(Tasks for this exercise):
(A) Transcribe the part of the passage about NFT tokens that opens with the words containing "Sam Williams, the" and closes with "minutiae. Strap in.".
(B) Decide whether each statement below agrees with the passage about NFT tokens, answering yes or no and quoting the deciding words: (i) SuperRare sends tokens straight to buyers' wallets; (ii) NFTs are generally represented by ERC-20 tokens; (iii) Sam Williams is the founder of OpenSea.

Sam Williams, the founder of Arweave, an Ethereum file storage application, pointed to a recent OpenSea update in which the company began to mint tokens only after a sale is made to minimise losses from gas fees in the case of a botched sale.
As it turns out, however, the resolution to the riddle of Kuennen’s missing NFT record on the blockchain has to do with even more arcane Ethereum minutiae. Strap in.
NFTs are generally represented by a form of token called the ERC-721. It’s just as simple to locate this token’s whereabouts as ether (Ethereum’s in-house currency) and other tokens such as ERC-20s. The NFT marketplace SuperRare, for instance, sends tokens directly to buyers’ wallets, where their movements can be tracked rather easily. The token can then generally be found under the ERC-721 tab.
OpenSea, however, has been experimenting with a new new token variant: the ERC-1155, a “multitoken” that designates collections of NFTs.

(Data):
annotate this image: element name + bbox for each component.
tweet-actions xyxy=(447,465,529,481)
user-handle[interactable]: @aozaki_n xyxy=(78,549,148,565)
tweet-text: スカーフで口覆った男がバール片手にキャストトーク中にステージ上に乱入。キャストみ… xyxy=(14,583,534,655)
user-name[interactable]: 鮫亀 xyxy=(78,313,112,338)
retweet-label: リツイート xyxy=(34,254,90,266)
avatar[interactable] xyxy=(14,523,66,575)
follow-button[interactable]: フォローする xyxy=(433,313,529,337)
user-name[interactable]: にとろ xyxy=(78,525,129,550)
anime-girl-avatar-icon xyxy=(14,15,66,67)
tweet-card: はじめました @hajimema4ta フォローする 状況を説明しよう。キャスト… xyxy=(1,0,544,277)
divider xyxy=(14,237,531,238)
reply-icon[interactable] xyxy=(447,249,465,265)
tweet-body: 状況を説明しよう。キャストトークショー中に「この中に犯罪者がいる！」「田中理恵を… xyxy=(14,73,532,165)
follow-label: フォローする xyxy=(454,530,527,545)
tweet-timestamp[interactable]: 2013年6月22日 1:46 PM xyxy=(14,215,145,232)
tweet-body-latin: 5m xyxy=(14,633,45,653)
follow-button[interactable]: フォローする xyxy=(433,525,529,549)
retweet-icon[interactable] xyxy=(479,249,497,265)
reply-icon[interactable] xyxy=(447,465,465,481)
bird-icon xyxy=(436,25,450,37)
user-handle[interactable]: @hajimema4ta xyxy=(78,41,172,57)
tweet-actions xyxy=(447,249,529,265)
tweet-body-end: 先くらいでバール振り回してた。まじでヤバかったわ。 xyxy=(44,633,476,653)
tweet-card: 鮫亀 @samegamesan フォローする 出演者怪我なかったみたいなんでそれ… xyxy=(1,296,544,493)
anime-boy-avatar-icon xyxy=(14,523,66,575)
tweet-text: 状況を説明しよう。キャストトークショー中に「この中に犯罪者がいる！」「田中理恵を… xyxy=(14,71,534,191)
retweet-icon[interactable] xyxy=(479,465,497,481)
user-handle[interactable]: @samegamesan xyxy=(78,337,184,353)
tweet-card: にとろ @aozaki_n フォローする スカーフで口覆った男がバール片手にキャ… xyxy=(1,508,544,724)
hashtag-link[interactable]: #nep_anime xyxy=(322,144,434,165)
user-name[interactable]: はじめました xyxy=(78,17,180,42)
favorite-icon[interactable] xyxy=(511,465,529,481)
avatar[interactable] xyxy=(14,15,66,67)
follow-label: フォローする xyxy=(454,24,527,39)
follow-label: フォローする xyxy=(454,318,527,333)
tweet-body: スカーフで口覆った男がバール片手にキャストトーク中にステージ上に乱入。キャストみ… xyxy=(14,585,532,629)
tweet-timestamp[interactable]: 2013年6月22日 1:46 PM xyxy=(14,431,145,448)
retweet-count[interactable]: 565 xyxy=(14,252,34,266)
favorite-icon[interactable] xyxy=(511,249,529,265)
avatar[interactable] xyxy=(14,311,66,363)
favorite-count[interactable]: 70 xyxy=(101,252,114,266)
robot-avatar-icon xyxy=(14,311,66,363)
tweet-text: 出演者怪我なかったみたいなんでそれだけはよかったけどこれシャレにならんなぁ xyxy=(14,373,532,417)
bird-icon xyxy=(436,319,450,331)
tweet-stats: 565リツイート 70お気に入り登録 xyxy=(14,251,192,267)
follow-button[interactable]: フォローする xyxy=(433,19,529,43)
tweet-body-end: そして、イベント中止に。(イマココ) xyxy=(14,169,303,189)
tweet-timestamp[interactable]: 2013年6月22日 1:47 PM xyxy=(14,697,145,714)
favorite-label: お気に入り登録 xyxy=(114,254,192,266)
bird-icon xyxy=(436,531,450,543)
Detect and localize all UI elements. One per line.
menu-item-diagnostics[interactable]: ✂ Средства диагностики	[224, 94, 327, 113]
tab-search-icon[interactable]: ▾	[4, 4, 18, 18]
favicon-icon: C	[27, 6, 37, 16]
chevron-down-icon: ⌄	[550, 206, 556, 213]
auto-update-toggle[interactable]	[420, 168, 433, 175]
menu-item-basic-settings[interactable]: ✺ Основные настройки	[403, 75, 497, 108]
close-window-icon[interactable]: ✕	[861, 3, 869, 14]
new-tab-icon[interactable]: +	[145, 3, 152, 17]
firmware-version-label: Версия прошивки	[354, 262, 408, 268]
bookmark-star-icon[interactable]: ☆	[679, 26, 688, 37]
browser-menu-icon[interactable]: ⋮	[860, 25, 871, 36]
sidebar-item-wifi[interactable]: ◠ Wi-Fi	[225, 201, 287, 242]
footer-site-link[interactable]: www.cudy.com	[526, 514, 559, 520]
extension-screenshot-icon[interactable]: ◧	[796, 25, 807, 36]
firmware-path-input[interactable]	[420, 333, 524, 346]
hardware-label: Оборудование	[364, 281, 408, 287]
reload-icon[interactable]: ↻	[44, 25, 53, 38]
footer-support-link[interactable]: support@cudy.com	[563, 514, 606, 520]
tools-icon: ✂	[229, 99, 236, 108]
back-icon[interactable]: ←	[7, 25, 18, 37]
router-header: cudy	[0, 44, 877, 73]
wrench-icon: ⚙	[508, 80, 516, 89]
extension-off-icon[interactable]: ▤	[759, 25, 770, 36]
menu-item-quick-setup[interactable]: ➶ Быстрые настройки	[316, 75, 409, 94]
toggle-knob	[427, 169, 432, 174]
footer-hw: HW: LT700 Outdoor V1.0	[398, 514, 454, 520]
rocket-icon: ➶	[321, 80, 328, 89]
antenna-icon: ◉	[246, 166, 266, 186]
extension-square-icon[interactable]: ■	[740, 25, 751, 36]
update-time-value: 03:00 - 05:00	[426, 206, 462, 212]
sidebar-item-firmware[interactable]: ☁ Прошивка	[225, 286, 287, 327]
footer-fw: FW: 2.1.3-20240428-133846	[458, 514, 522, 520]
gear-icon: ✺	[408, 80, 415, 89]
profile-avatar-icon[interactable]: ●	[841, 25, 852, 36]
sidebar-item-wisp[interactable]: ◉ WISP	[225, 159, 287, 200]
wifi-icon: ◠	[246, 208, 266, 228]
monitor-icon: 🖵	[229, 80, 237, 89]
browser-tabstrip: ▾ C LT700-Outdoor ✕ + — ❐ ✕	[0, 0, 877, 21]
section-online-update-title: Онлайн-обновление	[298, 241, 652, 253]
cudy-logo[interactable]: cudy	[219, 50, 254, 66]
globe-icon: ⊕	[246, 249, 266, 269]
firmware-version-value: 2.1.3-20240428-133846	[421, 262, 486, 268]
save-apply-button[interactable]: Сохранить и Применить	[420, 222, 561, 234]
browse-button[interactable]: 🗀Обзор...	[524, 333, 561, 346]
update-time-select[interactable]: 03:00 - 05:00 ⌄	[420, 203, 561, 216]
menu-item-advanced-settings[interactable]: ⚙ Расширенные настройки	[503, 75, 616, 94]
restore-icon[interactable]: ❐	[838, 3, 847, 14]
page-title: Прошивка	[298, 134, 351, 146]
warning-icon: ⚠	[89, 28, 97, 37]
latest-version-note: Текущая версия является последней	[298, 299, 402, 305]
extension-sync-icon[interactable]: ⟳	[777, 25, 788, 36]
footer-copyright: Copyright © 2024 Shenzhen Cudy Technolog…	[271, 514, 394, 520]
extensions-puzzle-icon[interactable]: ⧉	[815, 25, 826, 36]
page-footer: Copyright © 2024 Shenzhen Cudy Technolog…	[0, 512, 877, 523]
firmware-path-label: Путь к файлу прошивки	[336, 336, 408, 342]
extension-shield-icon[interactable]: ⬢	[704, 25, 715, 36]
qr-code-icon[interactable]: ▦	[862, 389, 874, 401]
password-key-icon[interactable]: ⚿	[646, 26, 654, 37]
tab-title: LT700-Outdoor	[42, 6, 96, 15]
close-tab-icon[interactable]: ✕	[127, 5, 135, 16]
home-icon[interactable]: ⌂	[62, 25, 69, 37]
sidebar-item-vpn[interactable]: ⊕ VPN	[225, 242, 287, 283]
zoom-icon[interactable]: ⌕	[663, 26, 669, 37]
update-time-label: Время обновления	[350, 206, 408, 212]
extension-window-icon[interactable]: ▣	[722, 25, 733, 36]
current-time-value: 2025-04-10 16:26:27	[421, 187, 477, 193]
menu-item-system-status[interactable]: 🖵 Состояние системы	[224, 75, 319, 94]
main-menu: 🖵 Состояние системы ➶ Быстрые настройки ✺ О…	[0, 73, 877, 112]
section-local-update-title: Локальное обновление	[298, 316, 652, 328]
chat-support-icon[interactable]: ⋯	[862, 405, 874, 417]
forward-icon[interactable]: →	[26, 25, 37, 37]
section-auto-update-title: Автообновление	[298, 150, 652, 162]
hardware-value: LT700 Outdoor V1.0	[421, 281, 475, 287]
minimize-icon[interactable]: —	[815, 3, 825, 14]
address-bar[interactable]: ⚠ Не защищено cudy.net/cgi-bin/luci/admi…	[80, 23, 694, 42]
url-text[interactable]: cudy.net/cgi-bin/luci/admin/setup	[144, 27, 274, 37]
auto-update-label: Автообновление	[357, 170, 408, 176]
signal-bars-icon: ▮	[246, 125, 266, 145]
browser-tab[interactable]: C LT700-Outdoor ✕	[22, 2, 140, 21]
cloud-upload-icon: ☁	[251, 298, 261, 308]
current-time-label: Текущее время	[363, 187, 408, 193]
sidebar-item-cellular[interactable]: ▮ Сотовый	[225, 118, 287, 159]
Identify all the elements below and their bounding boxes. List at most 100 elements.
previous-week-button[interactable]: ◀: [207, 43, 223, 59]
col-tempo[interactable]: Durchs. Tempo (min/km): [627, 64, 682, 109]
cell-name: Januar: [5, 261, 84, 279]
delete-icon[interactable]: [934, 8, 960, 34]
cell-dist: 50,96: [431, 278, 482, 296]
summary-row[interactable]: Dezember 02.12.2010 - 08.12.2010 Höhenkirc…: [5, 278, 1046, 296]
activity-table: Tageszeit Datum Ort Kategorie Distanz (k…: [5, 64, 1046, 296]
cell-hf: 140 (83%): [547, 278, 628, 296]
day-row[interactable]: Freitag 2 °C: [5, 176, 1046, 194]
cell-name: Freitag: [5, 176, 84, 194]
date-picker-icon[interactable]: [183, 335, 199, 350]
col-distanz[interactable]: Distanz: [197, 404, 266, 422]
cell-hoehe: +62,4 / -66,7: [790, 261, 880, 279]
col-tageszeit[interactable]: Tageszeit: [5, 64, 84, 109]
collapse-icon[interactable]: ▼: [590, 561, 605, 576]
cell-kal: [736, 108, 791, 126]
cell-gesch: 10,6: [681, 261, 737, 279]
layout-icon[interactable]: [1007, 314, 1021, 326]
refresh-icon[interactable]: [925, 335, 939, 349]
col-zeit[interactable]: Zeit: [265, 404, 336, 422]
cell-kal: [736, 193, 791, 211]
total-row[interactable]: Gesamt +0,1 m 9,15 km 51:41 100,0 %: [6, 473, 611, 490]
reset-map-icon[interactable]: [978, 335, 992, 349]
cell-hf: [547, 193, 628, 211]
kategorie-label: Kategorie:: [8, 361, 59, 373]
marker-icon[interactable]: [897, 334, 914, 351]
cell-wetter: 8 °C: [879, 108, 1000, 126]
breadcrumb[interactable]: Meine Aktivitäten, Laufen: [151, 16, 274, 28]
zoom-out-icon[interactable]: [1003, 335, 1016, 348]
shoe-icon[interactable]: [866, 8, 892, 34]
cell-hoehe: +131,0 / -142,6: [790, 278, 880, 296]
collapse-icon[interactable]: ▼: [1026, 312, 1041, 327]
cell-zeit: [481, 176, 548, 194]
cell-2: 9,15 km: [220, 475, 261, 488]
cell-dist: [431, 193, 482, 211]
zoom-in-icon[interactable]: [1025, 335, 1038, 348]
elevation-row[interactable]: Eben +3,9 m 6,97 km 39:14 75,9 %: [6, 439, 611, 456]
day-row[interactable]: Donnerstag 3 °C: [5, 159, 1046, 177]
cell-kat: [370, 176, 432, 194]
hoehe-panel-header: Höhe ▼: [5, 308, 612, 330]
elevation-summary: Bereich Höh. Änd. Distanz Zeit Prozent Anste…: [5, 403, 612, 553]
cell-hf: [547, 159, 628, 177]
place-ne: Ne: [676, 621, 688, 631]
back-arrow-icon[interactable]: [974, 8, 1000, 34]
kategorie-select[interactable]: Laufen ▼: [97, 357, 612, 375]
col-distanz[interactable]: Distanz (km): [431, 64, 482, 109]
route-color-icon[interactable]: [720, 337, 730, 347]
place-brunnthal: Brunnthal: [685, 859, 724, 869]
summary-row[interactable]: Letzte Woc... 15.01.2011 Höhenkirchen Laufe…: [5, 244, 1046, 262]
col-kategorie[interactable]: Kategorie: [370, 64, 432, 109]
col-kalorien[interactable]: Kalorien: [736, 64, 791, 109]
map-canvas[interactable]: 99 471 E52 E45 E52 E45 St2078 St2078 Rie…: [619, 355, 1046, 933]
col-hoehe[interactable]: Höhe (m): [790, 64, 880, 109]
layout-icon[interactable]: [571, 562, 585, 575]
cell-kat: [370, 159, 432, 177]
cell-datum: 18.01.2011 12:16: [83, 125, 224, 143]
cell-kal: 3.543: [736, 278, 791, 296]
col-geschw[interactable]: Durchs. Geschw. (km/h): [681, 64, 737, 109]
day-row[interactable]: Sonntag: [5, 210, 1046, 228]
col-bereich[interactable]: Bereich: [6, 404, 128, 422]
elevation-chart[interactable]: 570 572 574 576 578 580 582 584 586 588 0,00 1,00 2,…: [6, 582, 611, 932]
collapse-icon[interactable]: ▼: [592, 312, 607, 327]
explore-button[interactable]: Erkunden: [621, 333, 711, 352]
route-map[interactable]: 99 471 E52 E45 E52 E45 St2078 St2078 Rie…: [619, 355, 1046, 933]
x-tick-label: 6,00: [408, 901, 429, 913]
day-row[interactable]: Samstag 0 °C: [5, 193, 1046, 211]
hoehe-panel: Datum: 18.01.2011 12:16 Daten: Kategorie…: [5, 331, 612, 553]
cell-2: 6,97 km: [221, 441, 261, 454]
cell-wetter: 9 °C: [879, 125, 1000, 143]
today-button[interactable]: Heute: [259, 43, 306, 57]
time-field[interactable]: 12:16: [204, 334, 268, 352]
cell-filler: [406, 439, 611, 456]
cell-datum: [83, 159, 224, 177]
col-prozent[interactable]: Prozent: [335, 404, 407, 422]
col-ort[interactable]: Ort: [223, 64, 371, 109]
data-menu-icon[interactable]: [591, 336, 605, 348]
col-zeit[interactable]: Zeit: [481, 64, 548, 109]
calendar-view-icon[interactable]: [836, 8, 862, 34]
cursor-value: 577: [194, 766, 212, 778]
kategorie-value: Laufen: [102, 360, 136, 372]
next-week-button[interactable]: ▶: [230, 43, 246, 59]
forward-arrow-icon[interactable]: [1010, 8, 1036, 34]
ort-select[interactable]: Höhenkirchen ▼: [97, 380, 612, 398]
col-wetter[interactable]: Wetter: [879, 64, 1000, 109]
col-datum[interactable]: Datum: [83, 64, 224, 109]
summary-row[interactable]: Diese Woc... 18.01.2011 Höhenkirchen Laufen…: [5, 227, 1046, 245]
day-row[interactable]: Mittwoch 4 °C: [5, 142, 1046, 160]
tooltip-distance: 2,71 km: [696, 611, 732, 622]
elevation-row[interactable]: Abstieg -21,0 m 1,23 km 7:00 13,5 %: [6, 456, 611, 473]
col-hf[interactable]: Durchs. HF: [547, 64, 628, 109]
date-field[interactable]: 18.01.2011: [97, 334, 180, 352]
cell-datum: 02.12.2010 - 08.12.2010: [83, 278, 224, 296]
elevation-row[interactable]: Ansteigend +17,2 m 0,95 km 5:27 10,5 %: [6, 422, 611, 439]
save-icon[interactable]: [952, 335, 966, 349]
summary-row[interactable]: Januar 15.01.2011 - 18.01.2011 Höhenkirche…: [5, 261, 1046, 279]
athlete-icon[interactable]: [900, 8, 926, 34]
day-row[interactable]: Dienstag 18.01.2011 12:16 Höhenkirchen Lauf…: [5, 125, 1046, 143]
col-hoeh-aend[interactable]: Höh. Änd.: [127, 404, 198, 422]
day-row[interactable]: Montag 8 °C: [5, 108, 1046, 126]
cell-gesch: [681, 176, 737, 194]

(Exercise results):
(A)
Sam Williams, the founder of Arweave, an Ethereum file storage application, pointed to a recent OpenSea update in which the company began to mint tokens only after a sale is made to minimise losses from gas fees in the case of a botched sale.
As it turns out, however, the resolution to the riddle of Kuennen’s missing NFT record on the blockchain has to do with even more arcane Ethereum minutiae. Strap in.

(B)
(i) Yes: "sends tokens directly to buyers’ wallets"
(ii) No: "NFTs are generally represented by a form of token called the ERC-721."
(iii) No: "Sam Williams, the founder of Arweave"